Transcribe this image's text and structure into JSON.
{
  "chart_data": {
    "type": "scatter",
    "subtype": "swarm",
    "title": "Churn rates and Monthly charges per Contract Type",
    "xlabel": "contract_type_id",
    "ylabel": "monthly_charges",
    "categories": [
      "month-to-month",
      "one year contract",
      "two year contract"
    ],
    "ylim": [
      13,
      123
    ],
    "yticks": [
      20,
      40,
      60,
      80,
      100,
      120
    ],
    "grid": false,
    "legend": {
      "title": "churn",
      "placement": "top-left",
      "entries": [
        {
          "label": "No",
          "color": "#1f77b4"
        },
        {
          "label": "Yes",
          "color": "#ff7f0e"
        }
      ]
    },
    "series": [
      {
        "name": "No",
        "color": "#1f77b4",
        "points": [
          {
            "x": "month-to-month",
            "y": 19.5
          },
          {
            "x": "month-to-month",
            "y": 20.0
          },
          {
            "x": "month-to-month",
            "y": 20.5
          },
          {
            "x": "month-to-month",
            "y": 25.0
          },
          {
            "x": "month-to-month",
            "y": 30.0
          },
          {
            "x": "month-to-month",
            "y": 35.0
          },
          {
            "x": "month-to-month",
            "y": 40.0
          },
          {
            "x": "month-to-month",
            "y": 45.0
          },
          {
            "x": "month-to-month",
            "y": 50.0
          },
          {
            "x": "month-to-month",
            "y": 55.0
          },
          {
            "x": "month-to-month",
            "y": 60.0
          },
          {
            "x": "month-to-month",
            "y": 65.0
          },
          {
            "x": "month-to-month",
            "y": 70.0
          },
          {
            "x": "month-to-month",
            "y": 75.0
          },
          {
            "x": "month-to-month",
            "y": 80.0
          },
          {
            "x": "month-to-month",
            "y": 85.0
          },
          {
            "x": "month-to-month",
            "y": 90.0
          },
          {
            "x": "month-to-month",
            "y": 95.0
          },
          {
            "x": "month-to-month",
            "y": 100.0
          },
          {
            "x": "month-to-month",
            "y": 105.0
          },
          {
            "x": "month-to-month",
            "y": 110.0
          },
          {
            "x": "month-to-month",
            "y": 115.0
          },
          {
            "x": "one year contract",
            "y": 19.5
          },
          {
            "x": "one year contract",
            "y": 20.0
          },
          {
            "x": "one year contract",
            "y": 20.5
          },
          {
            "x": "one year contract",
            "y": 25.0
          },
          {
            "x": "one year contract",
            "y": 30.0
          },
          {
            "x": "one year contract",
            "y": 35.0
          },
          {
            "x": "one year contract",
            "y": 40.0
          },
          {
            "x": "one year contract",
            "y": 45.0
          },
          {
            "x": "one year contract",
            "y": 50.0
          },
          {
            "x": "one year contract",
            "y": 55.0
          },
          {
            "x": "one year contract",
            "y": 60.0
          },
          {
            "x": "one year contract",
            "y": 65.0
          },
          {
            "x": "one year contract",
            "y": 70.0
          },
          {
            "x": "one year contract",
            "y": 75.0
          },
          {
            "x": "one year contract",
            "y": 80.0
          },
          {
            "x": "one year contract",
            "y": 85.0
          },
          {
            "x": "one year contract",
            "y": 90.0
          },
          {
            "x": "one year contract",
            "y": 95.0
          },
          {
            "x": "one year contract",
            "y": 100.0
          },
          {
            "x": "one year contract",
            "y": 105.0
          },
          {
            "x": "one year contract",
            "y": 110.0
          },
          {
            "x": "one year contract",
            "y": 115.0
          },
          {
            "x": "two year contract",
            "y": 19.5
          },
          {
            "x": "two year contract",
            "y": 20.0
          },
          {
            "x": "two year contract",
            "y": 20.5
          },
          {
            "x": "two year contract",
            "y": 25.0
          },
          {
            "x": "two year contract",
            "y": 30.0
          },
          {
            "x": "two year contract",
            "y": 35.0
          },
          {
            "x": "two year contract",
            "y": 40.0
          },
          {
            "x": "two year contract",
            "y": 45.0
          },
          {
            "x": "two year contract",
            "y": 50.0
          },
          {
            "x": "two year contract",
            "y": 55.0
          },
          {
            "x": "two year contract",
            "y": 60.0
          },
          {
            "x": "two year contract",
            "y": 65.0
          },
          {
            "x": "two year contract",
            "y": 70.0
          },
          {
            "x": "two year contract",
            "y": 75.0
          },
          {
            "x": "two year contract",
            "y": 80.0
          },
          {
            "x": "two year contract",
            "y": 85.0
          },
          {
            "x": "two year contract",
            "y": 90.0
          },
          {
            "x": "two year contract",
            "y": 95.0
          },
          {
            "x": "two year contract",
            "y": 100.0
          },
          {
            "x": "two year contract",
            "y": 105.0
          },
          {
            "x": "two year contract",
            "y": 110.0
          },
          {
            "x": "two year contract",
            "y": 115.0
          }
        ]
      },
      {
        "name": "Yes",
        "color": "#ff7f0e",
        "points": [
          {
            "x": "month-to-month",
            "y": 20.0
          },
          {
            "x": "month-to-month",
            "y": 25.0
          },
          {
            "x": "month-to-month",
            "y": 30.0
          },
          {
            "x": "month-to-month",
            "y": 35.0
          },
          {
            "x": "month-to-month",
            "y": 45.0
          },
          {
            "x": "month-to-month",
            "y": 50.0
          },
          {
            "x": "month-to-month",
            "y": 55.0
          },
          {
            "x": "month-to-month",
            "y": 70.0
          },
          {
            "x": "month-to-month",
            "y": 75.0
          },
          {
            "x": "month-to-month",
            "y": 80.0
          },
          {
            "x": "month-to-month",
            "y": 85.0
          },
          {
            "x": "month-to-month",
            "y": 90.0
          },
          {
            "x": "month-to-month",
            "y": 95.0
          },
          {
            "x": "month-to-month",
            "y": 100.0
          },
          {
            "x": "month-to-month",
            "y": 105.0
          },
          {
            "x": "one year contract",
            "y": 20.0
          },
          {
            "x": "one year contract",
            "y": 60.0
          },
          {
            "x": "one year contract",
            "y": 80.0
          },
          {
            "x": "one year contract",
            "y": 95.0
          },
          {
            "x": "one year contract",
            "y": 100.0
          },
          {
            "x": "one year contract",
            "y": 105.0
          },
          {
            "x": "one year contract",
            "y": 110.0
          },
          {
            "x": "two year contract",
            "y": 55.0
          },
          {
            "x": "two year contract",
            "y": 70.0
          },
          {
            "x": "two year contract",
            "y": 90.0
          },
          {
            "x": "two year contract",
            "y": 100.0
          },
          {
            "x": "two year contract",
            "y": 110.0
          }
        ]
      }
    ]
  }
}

- [WHAT YOU NEED TO DO]
Write every line of the material above again, exactly.

- [RESPONSE TO THE TASK]
Transcribe this image's text and structure into JSON.
{
  "chart_data": {
    "type": "scatter",
    "subtype": "swarm",
    "title": "Churn rates and Monthly charges per Contract Type",
    "xlabel": "contract_type_id",
    "ylabel": "monthly_charges",
    "categories": [
      "month-to-month",
      "one year contract",
      "two year contract"
    ],
    "ylim": [
      13,
      123
    ],
    "yticks": [
      20,
      40,
      60,
      80,
      100,
      120
    ],
    "grid": false,
    "legend": {
      "title": "churn",
      "placement": "top-left",
      "entries": [
        {
          "label": "No",
          "color": "#1f77b4"
        },
        {
          "label": "Yes",
          "color": "#ff7f0e"
        }
      ]
    },
    "series": [
      {
        "name": "No",
        "color": "#1f77b4",
        "points": [
          {
            "x": "month-to-month",
            "y": 19.5
          },
          {
            "x": "month-to-month",
            "y": 20.0
          },
          {
            "x": "month-to-month",
            "y": 20.5
          },
          {
            "x": "month-to-month",
            "y": 25.0
          },
          {
            "x": "month-to-month",
            "y": 30.0
          },
          {
            "x": "month-to-month",
            "y": 35.0
          },
          {
            "x": "month-to-month",
            "y": 40.0
          },
          {
            "x": "month-to-month",
            "y": 45.0
          },
          {
            "x": "month-to-month",
            "y": 50.0
          },
          {
            "x": "month-to-month",
            "y": 55.0
          },
          {
            "x": "month-to-month",
            "y": 60.0
          },
          {
            "x": "month-to-month",
            "y": 65.0
          },
          {
            "x": "month-to-month",
            "y": 70.0
          },
          {
            "x": "month-to-month",
            "y": 75.0
          },
          {
            "x": "month-to-month",
            "y": 80.0
          },
          {
            "x": "month-to-month",
            "y": 85.0
          },
          {
            "x": "month-to-month",
            "y": 90.0
          },
          {
            "x": "month-to-month",
            "y": 95.0
          },
          {
            "x": "month-to-month",
            "y": 100.0
          },
          {
            "x": "month-to-month",
            "y": 105.0
          },
          {
            "x": "month-to-month",
            "y": 110.0
          },
          {
            "x": "month-to-month",
            "y": 115.0
          },
          {
            "x": "one year contract",
            "y": 19.5
          },
          {
            "x": "one year contract",
            "y": 20.0
          },
          {
            "x": "one year contract",
            "y": 20.5
          },
          {
            "x": "one year contract",
            "y": 25.0
          },
          {
            "x": "one year contract",
            "y": 30.0
          },
          {
            "x": "one year contract",
            "y": 35.0
          },
          {
            "x": "one year contract",
            "y": 40.0
          },
          {
            "x": "one year contract",
            "y": 45.0
          },
          {
            "x": "one year contract",
            "y": 50.0
          },
          {
            "x": "one year contract",
            "y": 55.0
          },
          {
            "x": "one year contract",
            "y": 60.0
          },
          {
            "x": "one year contract",
            "y": 65.0
          },
          {
            "x": "one year contract",
            "y": 70.0
          },
          {
            "x": "one year contract",
            "y": 75.0
          },
          {
            "x": "one year contract",
            "y": 80.0
          },
          {
            "x": "one year contract",
            "y": 85.0
          },
          {
            "x": "one year contract",
            "y": 90.0
          },
          {
            "x": "one year contract",
            "y": 95.0
          },
          {
            "x": "one year contract",
            "y": 100.0
          },
          {
            "x": "one year contract",
            "y": 105.0
          },
          {
            "x": "one year contract",
            "y": 110.0
          },
          {
            "x": "one year contract",
            "y": 115.0
          },
          {
            "x": "two year contract",
            "y": 19.5
          },
          {
            "x": "two year contract",
            "y": 20.0
          },
          {
            "x": "two year contract",
            "y": 20.5
          },
          {
            "x": "two year contract",
            "y": 25.0
          },
          {
            "x": "two year contract",
            "y": 30.0
          },
          {
            "x": "two year contract",
            "y": 35.0
          },
          {
            "x": "two year contract",
            "y": 40.0
          },
          {
            "x": "two year contract",
            "y": 45.0
          },
          {
            "x": "two year contract",
            "y": 50.0
          },
          {
            "x": "two year contract",
            "y": 55.0
          },
          {
            "x": "two year contract",
            "y": 60.0
          },
          {
            "x": "two year contract",
            "y": 65.0
          },
          {
            "x": "two year contract",
            "y": 70.0
          },
          {
            "x": "two year contract",
            "y": 75.0
          },
          {
            "x": "two year contract",
            "y": 80.0
          },
          {
            "x": "two year contract",
            "y": 85.0
          },
          {
            "x": "two year contract",
            "y": 90.0
          },
          {
            "x": "two year contract",
            "y": 95.0
          },
          {
            "x": "two year contract",
            "y": 100.0
          },
          {
            "x": "two year contract",
            "y": 105.0
          },
          {
            "x": "two year contract",
            "y": 110.0
          },
          {
            "x": "two year contract",
            "y": 115.0
          }
        ]
      },
      {
        "name": "Yes",
        "color": "#ff7f0e",
        "points": [
          {
            "x": "month-to-month",
            "y": 20.0
          },
          {
            "x": "month-to-month",
            "y": 25.0
          },
          {
            "x": "month-to-month",
            "y": 30.0
          },
          {
            "x": "month-to-month",
            "y": 35.0
          },
          {
            "x": "month-to-month",
            "y": 45.0
          },
          {
            "x": "month-to-month",
            "y": 50.0
          },
          {
            "x": "month-to-month",
            "y": 55.0
          },
          {
            "x": "month-to-month",
            "y": 70.0
          },
          {
            "x": "month-to-month",
            "y": 75.0
          },
          {
            "x": "month-to-month",
            "y": 80.0
          },
          {
            "x": "month-to-month",
            "y": 85.0
          },
          {
            "x": "month-to-month",
            "y": 90.0
          },
          {
            "x": "month-to-month",
            "y": 95.0
          },
          {
            "x": "month-to-month",
            "y": 100.0
          },
          {
            "x": "month-to-month",
            "y": 105.0
          },
          {
            "x": "one year contract",
            "y": 20.0
          },
          {
            "x": "one year contract",
            "y": 60.0
          },
          {
            "x": "one year contract",
            "y": 80.0
          },
          {
            "x": "one year contract",
            "y": 95.0
          },
          {
            "x": "one year contract",
            "y": 100.0
          },
          {
            "x": "one year contract",
            "y": 105.0
          },
          {
            "x": "one year contract",
            "y": 110.0
          },
          {
            "x": "two year contract",
            "y": 55.0
          },
          {
            "x": "two year contract",
            "y": 70.0
          },
          {
            "x": "two year contract",
            "y": 90.0
          },
          {
            "x": "two year contract",
            "y": 100.0
          },
          {
            "x": "two year contract",
            "y": 110.0
          }
        ]
      }
    ]
  }
}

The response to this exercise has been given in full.